## Your instructions
Reproduce all the material exactly, minus any pictures it holds.

## Material for the task
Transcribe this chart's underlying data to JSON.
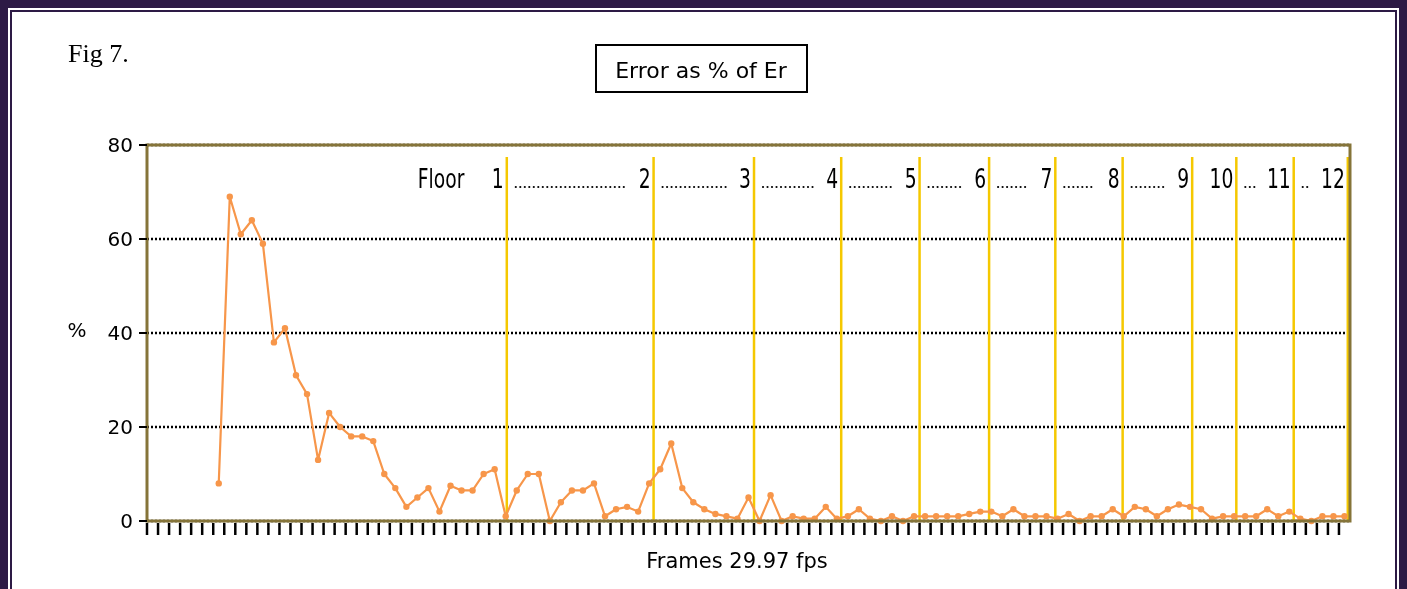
{
  "chart_data": {
    "type": "line",
    "title": "Error as % of  Er",
    "xlabel": "Frames 29.97 fps",
    "ylabel": "%",
    "annotations": [
      "Fig 7.",
      "Floor 1",
      "2",
      "3",
      "4",
      "5",
      "6",
      "7",
      "8",
      "9",
      "10",
      "11",
      "12"
    ],
    "categories": [
      null,
      null,
      null,
      null,
      null,
      null,
      null,
      null,
      null,
      null,
      null,
      null,
      null,
      null,
      null,
      null,
      null,
      null,
      null,
      null,
      null,
      null,
      null,
      null,
      null,
      null,
      null,
      null,
      null,
      null,
      null,
      null,
      null,
      null,
      null,
      null,
      null,
      null,
      null,
      null,
      null,
      null,
      null,
      null,
      null,
      null,
      null,
      null,
      null,
      null,
      null,
      null,
      null,
      null,
      null,
      null,
      null,
      null,
      null,
      null,
      null,
      null,
      null,
      null,
      null,
      null,
      null,
      null,
      null,
      null,
      null,
      null,
      null,
      null,
      null,
      null,
      null,
      null,
      null,
      null,
      null,
      null,
      null,
      null,
      null,
      null,
      null,
      null,
      null,
      null,
      null,
      null,
      null,
      null,
      null,
      null,
      null,
      null,
      null,
      null,
      null,
      null,
      null,
      null,
      null,
      null,
      null,
      null,
      null
    ],
    "series": [
      {
        "color": "#f7964a",
        "values": [
          null,
          null,
          null,
          null,
          null,
          null,
          8,
          69,
          61,
          64,
          59,
          38,
          41,
          31,
          27,
          13,
          23,
          20,
          18,
          18,
          17,
          10,
          7,
          3,
          5,
          7,
          2,
          7.5,
          6.5,
          6.5,
          10,
          11,
          1,
          6.5,
          10,
          10,
          0,
          4,
          6.5,
          6.5,
          8,
          1,
          2.5,
          3,
          2,
          8,
          11,
          16.5,
          7,
          4,
          2.5,
          1.5,
          1,
          0.5,
          5,
          0,
          5.5,
          0,
          1,
          0.5,
          0.5,
          3,
          0.5,
          1,
          2.5,
          0.5,
          0,
          1,
          0,
          1,
          1,
          1,
          1,
          1,
          1.5,
          2,
          2,
          1,
          2.5,
          1,
          1,
          1,
          0.5,
          1.5,
          0,
          1,
          1,
          2.5,
          1,
          3,
          2.5,
          1,
          2.5,
          3.5,
          3,
          2.5,
          0.5,
          1,
          1,
          1,
          1,
          2.5,
          1,
          2,
          0.5,
          0,
          1,
          1,
          1
        ]
      }
    ],
    "ylim": [
      0,
      80
    ],
    "yticks": [
      0,
      20,
      40,
      60,
      80
    ],
    "grid": "y",
    "marker": "circle",
    "line_style": "solid"
  }
}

## Result
Transcribe this chart's underlying data to JSON.
{
  "chart_data": {
    "type": "line",
    "title": "Error as % of  Er",
    "xlabel": "Frames 29.97 fps",
    "ylabel": "%",
    "annotations": [
      "Fig 7.",
      "Floor 1",
      "2",
      "3",
      "4",
      "5",
      "6",
      "7",
      "8",
      "9",
      "10",
      "11",
      "12"
    ],
    "categories": [
      null,
      null,
      null,
      null,
      null,
      null,
      null,
      null,
      null,
      null,
      null,
      null,
      null,
      null,
      null,
      null,
      null,
      null,
      null,
      null,
      null,
      null,
      null,
      null,
      null,
      null,
      null,
      null,
      null,
      null,
      null,
      null,
      null,
      null,
      null,
      null,
      null,
      null,
      null,
      null,
      null,
      null,
      null,
      null,
      null,
      null,
      null,
      null,
      null,
      null,
      null,
      null,
      null,
      null,
      null,
      null,
      null,
      null,
      null,
      null,
      null,
      null,
      null,
      null,
      null,
      null,
      null,
      null,
      null,
      null,
      null,
      null,
      null,
      null,
      null,
      null,
      null,
      null,
      null,
      null,
      null,
      null,
      null,
      null,
      null,
      null,
      null,
      null,
      null,
      null,
      null,
      null,
      null,
      null,
      null,
      null,
      null,
      null,
      null,
      null,
      null,
      null,
      null,
      null,
      null,
      null,
      null,
      null,
      null
    ],
    "series": [
      {
        "color": "#f7964a",
        "values": [
          null,
          null,
          null,
          null,
          null,
          null,
          8,
          69,
          61,
          64,
          59,
          38,
          41,
          31,
          27,
          13,
          23,
          20,
          18,
          18,
          17,
          10,
          7,
          3,
          5,
          7,
          2,
          7.5,
          6.5,
          6.5,
          10,
          11,
          1,
          6.5,
          10,
          10,
          0,
          4,
          6.5,
          6.5,
          8,
          1,
          2.5,
          3,
          2,
          8,
          11,
          16.5,
          7,
          4,
          2.5,
          1.5,
          1,
          0.5,
          5,
          0,
          5.5,
          0,
          1,
          0.5,
          0.5,
          3,
          0.5,
          1,
          2.5,
          0.5,
          0,
          1,
          0,
          1,
          1,
          1,
          1,
          1,
          1.5,
          2,
          2,
          1,
          2.5,
          1,
          1,
          1,
          0.5,
          1.5,
          0,
          1,
          1,
          2.5,
          1,
          3,
          2.5,
          1,
          2.5,
          3.5,
          3,
          2.5,
          0.5,
          1,
          1,
          1,
          1,
          2.5,
          1,
          2,
          0.5,
          0,
          1,
          1,
          1
        ]
      }
    ],
    "ylim": [
      0,
      80
    ],
    "yticks": [
      0,
      20,
      40,
      60,
      80
    ],
    "grid": "y",
    "marker": "circle",
    "line_style": "solid"
  }
}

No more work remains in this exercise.